Omit every picture and output the rest of the records exactly as they are.

Extracted data entries
-=-=-

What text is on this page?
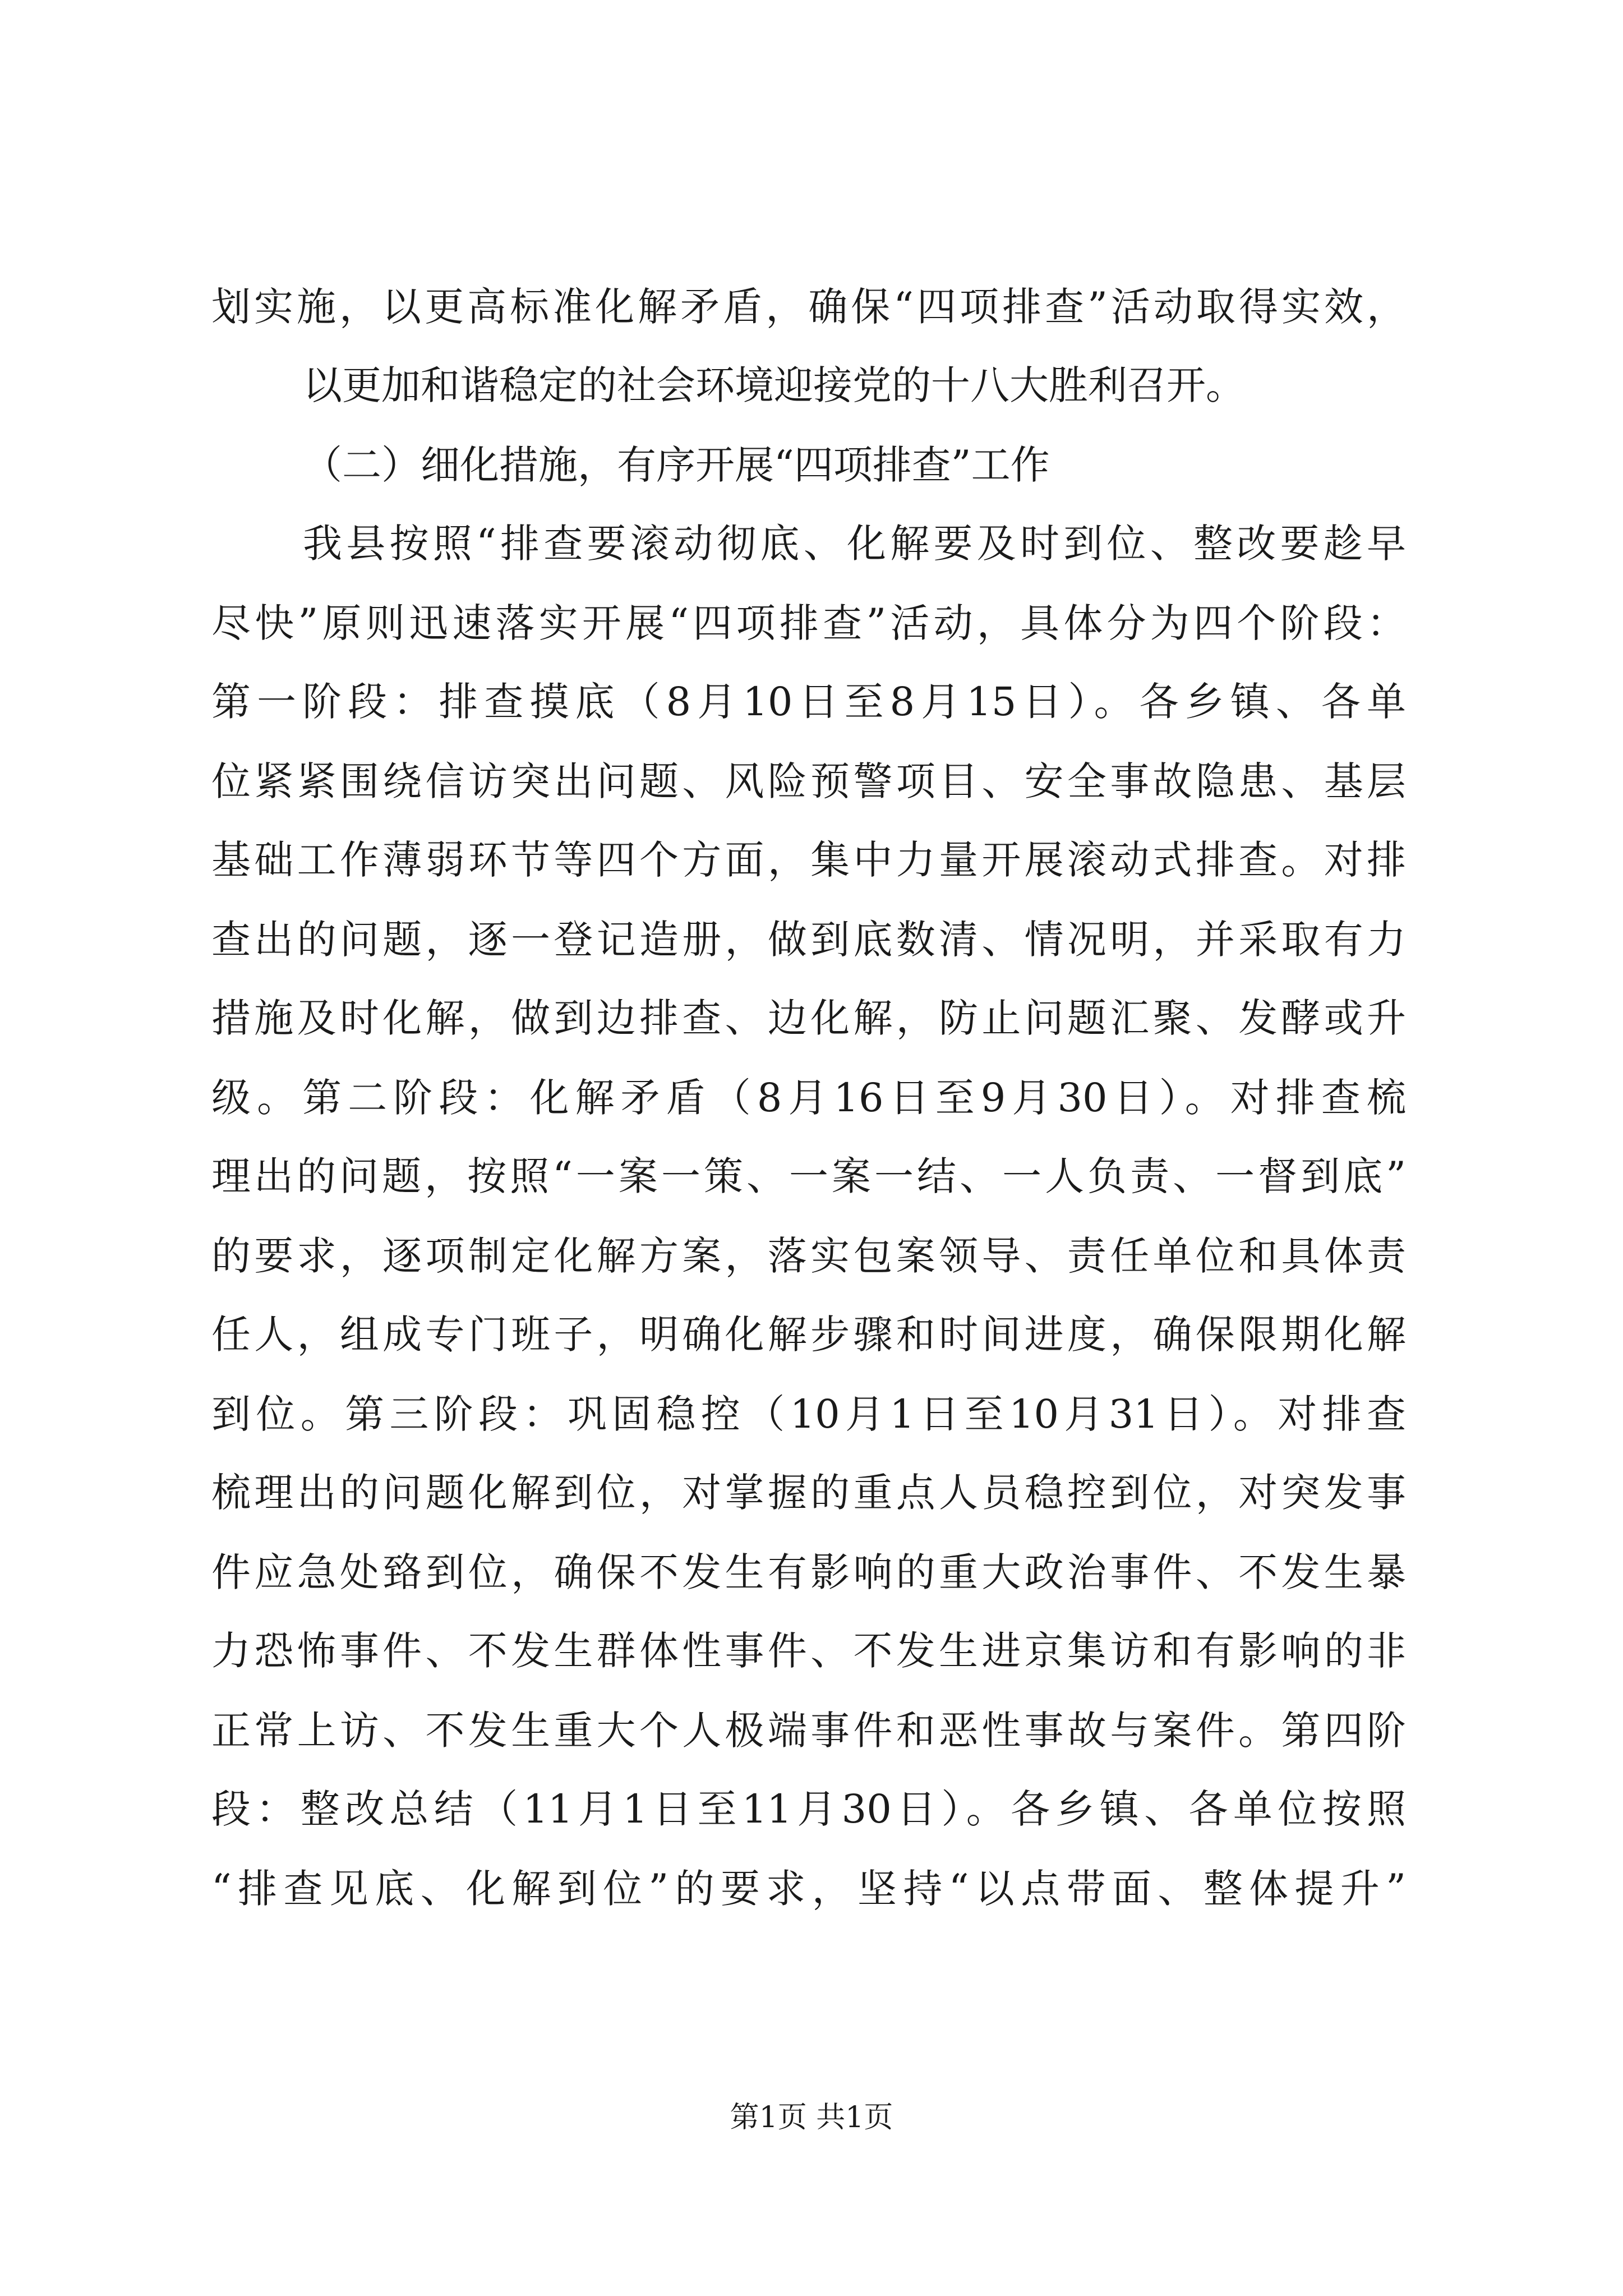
划实施，以更高标准化解矛盾，确保“四项排查”活动取得实效，
以更加和谐稳定的社会环境迎接党的十八大胜利召开。
（二）细化措施，有序开展“四项排查”工作
我县按照“排查要滚动彻底、化解要及时到位、整改要趁早
尽快”原则迅速落实开展“四项排查”活动，具体分为四个阶段：
第一阶段：排查摸底（8月10日至8月15日）。各乡镇、各单
位紧紧围绕信访突出问题、风险预警项目、安全事故隐患、基层
基础工作薄弱环节等四个方面，集中力量开展滚动式排查。对排
查出的问题，逐一登记造册，做到底数清、情况明，并采取有力
措施及时化解，做到边排查、边化解，防止问题汇聚、发酵或升
级。第二阶段：化解矛盾（8月16日至9月30日）。对排查梳
理出的问题，按照“一案一策、一案一结、一人负责、一督到底”
的要求，逐项制定化解方案，落实包案领导、责任单位和具体责
任人，组成专门班子，明确化解步骤和时间进度，确保限期化解
到位。第三阶段：巩固稳控（10月1日至10月31日）。对排查
梳理出的问题化解到位，对掌握的重点人员稳控到位，对突发事
件应急处臵到位，确保不发生有影响的重大政治事件、不发生暴
力恐怖事件、不发生群体性事件、不发生进京集访和有影响的非
正常上访、不发生重大个人极端事件和恶性事故与案件。第四阶
段：整改总结（11月1日至11月30日）。各乡镇、各单位按照
“排查见底、化解到位”的要求，坚持“以点带面、整体提升”
第1页 共1页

-=-=-

**SOLVED EXERCISE**
What text is on this page?
划实施，以更高标准化解矛盾，确保“四项排查”活动取得实效，
以更加和谐稳定的社会环境迎接党的十八大胜利召开。
（二）细化措施，有序开展“四项排查”工作
我县按照“排查要滚动彻底、化解要及时到位、整改要趁早
尽快”原则迅速落实开展“四项排查”活动，具体分为四个阶段：
第一阶段：排查摸底（8月10日至8月15日）。各乡镇、各单
位紧紧围绕信访突出问题、风险预警项目、安全事故隐患、基层
基础工作薄弱环节等四个方面，集中力量开展滚动式排查。对排
查出的问题，逐一登记造册，做到底数清、情况明，并采取有力
措施及时化解，做到边排查、边化解，防止问题汇聚、发酵或升
级。第二阶段：化解矛盾（8月16日至9月30日）。对排查梳
理出的问题，按照“一案一策、一案一结、一人负责、一督到底”
的要求，逐项制定化解方案，落实包案领导、责任单位和具体责
任人，组成专门班子，明确化解步骤和时间进度，确保限期化解
到位。第三阶段：巩固稳控（10月1日至10月31日）。对排查
梳理出的问题化解到位，对掌握的重点人员稳控到位，对突发事
件应急处臵到位，确保不发生有影响的重大政治事件、不发生暴
力恐怖事件、不发生群体性事件、不发生进京集访和有影响的非
正常上访、不发生重大个人极端事件和恶性事故与案件。第四阶
段：整改总结（11月1日至11月30日）。各乡镇、各单位按照
“排查见底、化解到位”的要求，坚持“以点带面、整体提升”
第1页 共1页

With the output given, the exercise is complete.